━━━ Data lines ━━━
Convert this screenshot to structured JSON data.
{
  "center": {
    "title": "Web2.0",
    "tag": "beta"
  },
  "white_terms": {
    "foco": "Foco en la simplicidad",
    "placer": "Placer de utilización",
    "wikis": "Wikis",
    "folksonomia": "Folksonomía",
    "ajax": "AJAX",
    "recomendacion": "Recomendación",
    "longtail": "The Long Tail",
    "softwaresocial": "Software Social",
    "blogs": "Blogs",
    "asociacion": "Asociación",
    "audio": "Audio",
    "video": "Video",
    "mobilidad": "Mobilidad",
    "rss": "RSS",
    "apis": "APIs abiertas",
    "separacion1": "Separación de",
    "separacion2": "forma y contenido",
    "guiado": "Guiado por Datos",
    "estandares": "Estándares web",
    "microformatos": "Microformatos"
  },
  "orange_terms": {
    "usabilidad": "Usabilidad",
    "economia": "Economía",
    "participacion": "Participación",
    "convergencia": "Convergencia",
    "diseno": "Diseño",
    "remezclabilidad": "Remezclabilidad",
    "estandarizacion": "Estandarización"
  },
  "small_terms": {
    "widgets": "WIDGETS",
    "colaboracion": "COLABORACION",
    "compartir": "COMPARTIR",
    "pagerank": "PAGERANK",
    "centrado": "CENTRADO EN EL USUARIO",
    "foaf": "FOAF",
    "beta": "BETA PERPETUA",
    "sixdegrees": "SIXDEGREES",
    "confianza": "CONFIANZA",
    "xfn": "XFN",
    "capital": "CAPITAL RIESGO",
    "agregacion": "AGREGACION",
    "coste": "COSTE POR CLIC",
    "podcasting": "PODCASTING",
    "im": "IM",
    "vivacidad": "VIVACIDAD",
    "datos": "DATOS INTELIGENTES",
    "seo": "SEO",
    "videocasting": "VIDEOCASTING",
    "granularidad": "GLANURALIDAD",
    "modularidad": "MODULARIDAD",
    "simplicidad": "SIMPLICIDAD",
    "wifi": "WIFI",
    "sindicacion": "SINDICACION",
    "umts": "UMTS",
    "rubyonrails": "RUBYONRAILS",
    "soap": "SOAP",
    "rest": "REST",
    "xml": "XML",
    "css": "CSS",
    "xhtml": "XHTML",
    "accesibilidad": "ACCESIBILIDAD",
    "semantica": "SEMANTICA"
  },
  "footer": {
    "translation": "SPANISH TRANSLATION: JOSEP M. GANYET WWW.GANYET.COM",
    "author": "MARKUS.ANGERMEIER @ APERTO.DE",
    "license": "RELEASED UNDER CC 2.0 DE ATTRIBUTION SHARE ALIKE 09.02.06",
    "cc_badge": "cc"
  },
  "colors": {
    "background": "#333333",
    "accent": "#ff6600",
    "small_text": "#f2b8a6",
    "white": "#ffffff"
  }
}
━━━
**Aim:** Output each record precisely as given.

**Solution:**
Convert this screenshot to structured JSON data.
{
  "center": {
    "title": "Web2.0",
    "tag": "beta"
  },
  "white_terms": {
    "foco": "Foco en la simplicidad",
    "placer": "Placer de utilización",
    "wikis": "Wikis",
    "folksonomia": "Folksonomía",
    "ajax": "AJAX",
    "recomendacion": "Recomendación",
    "longtail": "The Long Tail",
    "softwaresocial": "Software Social",
    "blogs": "Blogs",
    "asociacion": "Asociación",
    "audio": "Audio",
    "video": "Video",
    "mobilidad": "Mobilidad",
    "rss": "RSS",
    "apis": "APIs abiertas",
    "separacion1": "Separación de",
    "separacion2": "forma y contenido",
    "guiado": "Guiado por Datos",
    "estandares": "Estándares web",
    "microformatos": "Microformatos"
  },
  "orange_terms": {
    "usabilidad": "Usabilidad",
    "economia": "Economía",
    "participacion": "Participación",
    "convergencia": "Convergencia",
    "diseno": "Diseño",
    "remezclabilidad": "Remezclabilidad",
    "estandarizacion": "Estandarización"
  },
  "small_terms": {
    "widgets": "WIDGETS",
    "colaboracion": "COLABORACION",
    "compartir": "COMPARTIR",
    "pagerank": "PAGERANK",
    "centrado": "CENTRADO EN EL USUARIO",
    "foaf": "FOAF",
    "beta": "BETA PERPETUA",
    "sixdegrees": "SIXDEGREES",
    "confianza": "CONFIANZA",
    "xfn": "XFN",
    "capital": "CAPITAL RIESGO",
    "agregacion": "AGREGACION",
    "coste": "COSTE POR CLIC",
    "podcasting": "PODCASTING",
    "im": "IM",
    "vivacidad": "VIVACIDAD",
    "datos": "DATOS INTELIGENTES",
    "seo": "SEO",
    "videocasting": "VIDEOCASTING",
    "granularidad": "GLANURALIDAD",
    "modularidad": "MODULARIDAD",
    "simplicidad": "SIMPLICIDAD",
    "wifi": "WIFI",
    "sindicacion": "SINDICACION",
    "umts": "UMTS",
    "rubyonrails": "RUBYONRAILS",
    "soap": "SOAP",
    "rest": "REST",
    "xml": "XML",
    "css": "CSS",
    "xhtml": "XHTML",
    "accesibilidad": "ACCESIBILIDAD",
    "semantica": "SEMANTICA"
  },
  "footer": {
    "translation": "SPANISH TRANSLATION: JOSEP M. GANYET WWW.GANYET.COM",
    "author": "MARKUS.ANGERMEIER @ APERTO.DE",
    "license": "RELEASED UNDER CC 2.0 DE ATTRIBUTION SHARE ALIKE 09.02.06",
    "cc_badge": "cc"
  },
  "colors": {
    "background": "#333333",
    "accent": "#ff6600",
    "small_text": "#f2b8a6",
    "white": "#ffffff"
  }
}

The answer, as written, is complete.